_INPUT FOR THIS TASK_

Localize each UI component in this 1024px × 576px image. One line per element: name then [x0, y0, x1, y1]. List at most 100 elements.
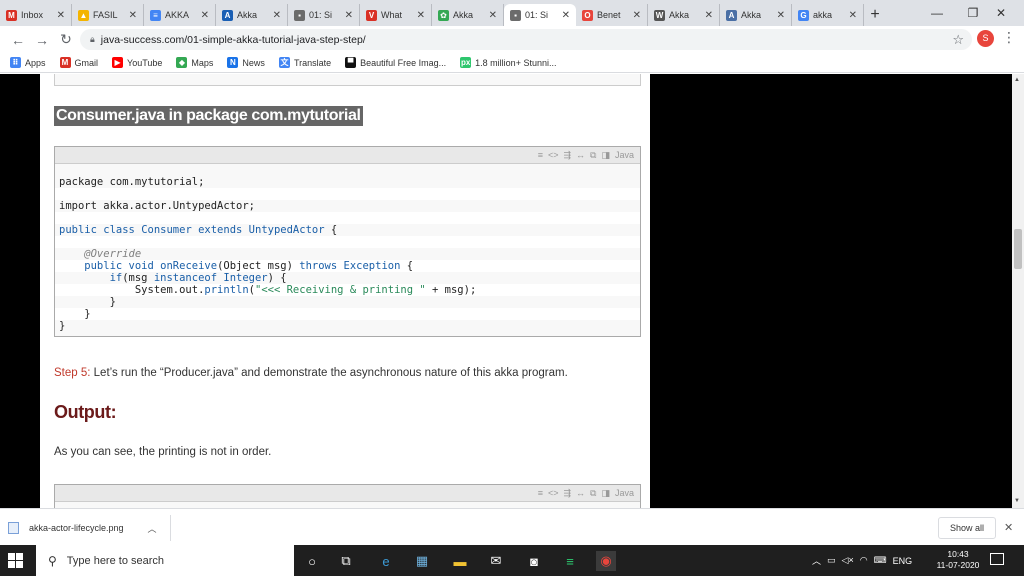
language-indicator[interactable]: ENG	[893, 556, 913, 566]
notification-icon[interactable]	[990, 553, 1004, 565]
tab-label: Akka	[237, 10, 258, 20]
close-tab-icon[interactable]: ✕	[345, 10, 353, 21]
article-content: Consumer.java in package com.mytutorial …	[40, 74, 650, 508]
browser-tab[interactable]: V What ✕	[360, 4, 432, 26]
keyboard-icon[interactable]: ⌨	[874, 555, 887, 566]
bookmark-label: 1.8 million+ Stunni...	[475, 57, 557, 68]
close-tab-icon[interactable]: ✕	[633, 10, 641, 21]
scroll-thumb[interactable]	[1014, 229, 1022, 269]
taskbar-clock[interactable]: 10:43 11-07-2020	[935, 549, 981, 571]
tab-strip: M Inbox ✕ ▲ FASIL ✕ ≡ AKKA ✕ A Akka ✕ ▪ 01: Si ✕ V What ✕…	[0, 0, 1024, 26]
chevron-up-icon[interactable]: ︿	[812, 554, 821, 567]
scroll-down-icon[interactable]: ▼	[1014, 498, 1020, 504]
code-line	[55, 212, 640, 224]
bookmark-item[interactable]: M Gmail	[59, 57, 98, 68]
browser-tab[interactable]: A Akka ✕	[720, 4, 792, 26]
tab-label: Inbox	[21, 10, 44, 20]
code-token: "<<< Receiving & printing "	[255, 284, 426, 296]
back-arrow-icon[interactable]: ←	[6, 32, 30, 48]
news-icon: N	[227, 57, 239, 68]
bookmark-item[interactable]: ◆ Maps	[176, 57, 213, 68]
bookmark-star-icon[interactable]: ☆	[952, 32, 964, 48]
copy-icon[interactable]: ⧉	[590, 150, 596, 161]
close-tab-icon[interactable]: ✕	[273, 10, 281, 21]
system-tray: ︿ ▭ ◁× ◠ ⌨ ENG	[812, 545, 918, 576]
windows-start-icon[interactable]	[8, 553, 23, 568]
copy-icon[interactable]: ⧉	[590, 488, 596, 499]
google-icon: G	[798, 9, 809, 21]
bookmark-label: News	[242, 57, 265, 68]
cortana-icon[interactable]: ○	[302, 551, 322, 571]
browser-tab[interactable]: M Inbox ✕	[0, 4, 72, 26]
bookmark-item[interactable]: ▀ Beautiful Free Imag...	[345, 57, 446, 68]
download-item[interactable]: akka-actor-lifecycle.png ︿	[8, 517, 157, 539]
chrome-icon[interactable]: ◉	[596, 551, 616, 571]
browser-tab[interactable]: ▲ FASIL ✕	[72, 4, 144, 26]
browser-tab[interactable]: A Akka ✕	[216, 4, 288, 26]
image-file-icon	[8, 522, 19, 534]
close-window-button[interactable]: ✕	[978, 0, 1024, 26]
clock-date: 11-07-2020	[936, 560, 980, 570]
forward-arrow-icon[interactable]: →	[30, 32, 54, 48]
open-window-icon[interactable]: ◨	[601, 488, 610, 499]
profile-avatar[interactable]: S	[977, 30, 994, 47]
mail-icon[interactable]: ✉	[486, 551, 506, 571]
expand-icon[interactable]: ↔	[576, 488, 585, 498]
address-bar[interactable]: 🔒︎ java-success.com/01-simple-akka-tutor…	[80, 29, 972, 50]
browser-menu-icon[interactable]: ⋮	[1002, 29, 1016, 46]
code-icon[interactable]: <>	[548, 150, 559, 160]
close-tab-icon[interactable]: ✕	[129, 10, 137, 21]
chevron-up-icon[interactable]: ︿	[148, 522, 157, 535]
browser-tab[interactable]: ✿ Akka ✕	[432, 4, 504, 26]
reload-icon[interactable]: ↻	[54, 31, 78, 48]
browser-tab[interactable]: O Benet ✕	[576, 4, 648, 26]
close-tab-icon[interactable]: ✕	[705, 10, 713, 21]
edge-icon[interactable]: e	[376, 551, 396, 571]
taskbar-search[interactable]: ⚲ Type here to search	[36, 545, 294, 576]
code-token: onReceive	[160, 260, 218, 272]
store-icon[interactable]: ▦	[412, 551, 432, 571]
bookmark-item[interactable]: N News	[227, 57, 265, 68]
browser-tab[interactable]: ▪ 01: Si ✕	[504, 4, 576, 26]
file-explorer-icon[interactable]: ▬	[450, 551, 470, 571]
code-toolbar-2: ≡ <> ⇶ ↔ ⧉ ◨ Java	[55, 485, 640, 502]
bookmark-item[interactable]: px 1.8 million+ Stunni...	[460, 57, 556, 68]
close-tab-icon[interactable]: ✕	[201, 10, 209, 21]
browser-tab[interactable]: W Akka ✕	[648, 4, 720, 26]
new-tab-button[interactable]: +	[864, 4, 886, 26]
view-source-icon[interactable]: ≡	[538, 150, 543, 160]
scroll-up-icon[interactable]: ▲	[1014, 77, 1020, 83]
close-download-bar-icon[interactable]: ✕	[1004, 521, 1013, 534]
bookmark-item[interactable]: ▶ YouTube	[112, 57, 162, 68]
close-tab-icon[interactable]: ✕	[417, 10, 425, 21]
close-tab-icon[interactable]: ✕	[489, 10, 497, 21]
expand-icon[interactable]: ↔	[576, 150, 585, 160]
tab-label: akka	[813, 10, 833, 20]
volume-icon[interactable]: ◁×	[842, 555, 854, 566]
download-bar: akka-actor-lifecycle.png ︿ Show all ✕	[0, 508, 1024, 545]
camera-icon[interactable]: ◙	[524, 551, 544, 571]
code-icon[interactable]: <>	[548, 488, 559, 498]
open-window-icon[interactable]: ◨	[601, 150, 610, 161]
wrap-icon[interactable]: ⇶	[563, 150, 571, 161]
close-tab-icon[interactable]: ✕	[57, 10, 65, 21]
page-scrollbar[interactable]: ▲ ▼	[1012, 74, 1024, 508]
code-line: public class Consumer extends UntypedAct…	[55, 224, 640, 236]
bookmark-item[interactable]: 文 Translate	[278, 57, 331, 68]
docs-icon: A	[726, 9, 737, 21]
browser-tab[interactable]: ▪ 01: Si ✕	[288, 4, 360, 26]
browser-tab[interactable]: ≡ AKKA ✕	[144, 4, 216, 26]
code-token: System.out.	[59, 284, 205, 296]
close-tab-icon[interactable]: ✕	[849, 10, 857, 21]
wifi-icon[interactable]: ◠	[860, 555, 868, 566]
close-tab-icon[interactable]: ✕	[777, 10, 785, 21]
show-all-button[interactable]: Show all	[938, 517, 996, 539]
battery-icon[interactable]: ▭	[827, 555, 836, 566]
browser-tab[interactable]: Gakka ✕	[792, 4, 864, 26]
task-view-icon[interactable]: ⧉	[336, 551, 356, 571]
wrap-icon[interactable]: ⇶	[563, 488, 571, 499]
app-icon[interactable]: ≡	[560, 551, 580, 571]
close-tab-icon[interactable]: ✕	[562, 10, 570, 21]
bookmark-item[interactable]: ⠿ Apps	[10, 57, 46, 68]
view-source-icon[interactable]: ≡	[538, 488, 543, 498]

_OBJECTIVE_
List every line of the records that contains the word "token", copying each line in full. Case counts.

_SOLUTION FOR THIS PROBLEM_
code-token: "<<< Receiving & printing "	[255, 284, 426, 296]
code-token: onReceive	[160, 260, 218, 272]
code-token: System.out.	[59, 284, 205, 296]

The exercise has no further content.